> **Supplied data**:
=====
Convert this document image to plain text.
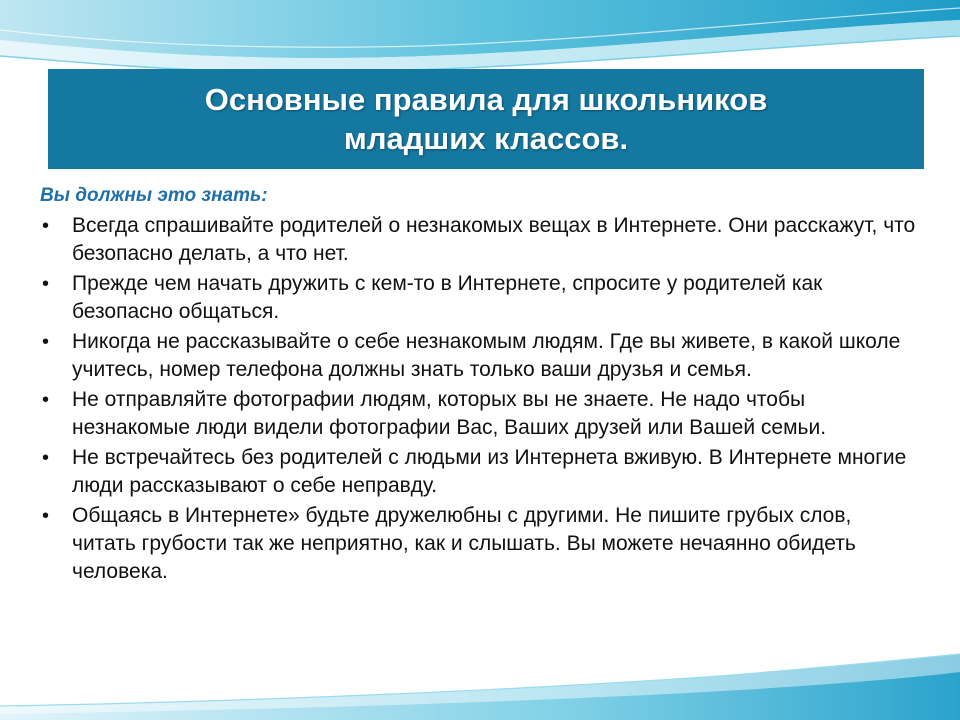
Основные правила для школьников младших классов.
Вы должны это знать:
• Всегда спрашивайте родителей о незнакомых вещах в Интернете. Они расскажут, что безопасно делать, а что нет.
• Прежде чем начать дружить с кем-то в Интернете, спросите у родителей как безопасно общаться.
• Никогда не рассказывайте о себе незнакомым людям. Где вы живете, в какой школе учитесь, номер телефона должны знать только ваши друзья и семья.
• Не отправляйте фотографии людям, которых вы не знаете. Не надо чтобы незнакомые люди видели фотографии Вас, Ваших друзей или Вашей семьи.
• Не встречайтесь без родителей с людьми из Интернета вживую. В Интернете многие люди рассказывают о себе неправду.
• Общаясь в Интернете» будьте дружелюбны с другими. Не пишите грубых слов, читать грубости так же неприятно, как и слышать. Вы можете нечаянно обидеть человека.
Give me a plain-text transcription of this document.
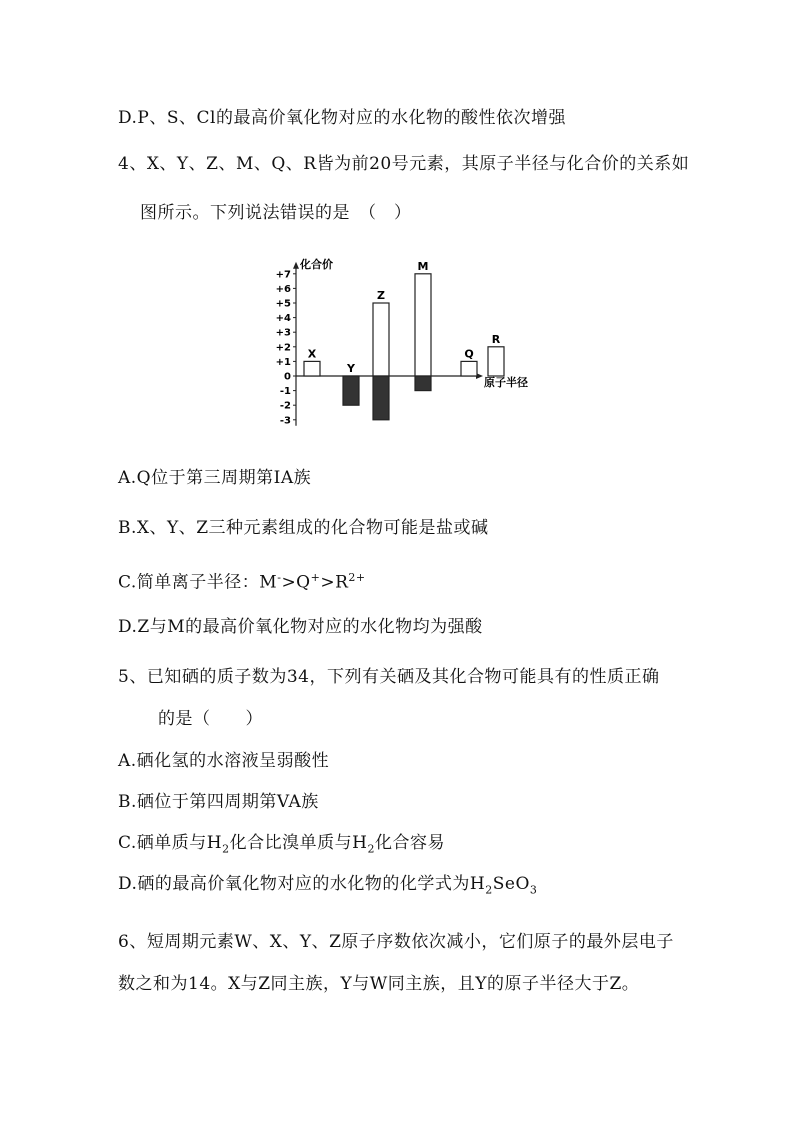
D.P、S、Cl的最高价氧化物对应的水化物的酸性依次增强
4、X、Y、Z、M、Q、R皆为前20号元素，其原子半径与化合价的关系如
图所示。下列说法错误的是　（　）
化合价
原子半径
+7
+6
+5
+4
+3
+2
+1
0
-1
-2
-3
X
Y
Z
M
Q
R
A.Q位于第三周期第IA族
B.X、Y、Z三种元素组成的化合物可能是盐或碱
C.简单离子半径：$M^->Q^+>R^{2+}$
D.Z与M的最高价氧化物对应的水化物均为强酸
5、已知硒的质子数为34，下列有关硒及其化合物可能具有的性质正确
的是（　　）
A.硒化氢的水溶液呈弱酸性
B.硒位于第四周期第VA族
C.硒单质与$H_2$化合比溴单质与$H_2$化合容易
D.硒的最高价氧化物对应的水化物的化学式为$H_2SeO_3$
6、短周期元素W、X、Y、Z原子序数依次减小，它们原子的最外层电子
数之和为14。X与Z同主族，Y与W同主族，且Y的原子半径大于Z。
=====
> **Your goal**:
Leave out the pictures and give the rest of the records again exactly.

> **Output**:
Convert this document image to plain text.
Основные правила для школьников младших классов.
Вы должны это знать:
• Всегда спрашивайте родителей о незнакомых вещах в Интернете. Они расскажут, что безопасно делать, а что нет.
• Прежде чем начать дружить с кем-то в Интернете, спросите у родителей как безопасно общаться.
• Никогда не рассказывайте о себе незнакомым людям. Где вы живете, в какой школе учитесь, номер телефона должны знать только ваши друзья и семья.
• Не отправляйте фотографии людям, которых вы не знаете. Не надо чтобы незнакомые люди видели фотографии Вас, Ваших друзей или Вашей семьи.
• Не встречайтесь без родителей с людьми из Интернета вживую. В Интернете многие люди рассказывают о себе неправду.
• Общаясь в Интернете» будьте дружелюбны с другими. Не пишите грубых слов, читать грубости так же неприятно, как и слышать. Вы можете нечаянно обидеть человека.
Give me a plain-text transcription of this document.
D.P、S、Cl的最高价氧化物对应的水化物的酸性依次增强
4、X、Y、Z、M、Q、R皆为前20号元素，其原子半径与化合价的关系如
图所示。下列说法错误的是　（　）
化合价
原子半径
+7
+6
+5
+4
+3
+2
+1
0
-1
-2
-3
X
Y
Z
M
Q
R
A.Q位于第三周期第IA族
B.X、Y、Z三种元素组成的化合物可能是盐或碱
C.简单离子半径：$M^->Q^+>R^{2+}$
D.Z与M的最高价氧化物对应的水化物均为强酸
5、已知硒的质子数为34，下列有关硒及其化合物可能具有的性质正确
的是（　　）
A.硒化氢的水溶液呈弱酸性
B.硒位于第四周期第VA族
C.硒单质与$H_2$化合比溴单质与$H_2$化合容易
D.硒的最高价氧化物对应的水化物的化学式为$H_2SeO_3$
6、短周期元素W、X、Y、Z原子序数依次减小，它们原子的最外层电子
数之和为14。X与Z同主族，Y与W同主族，且Y的原子半径大于Z。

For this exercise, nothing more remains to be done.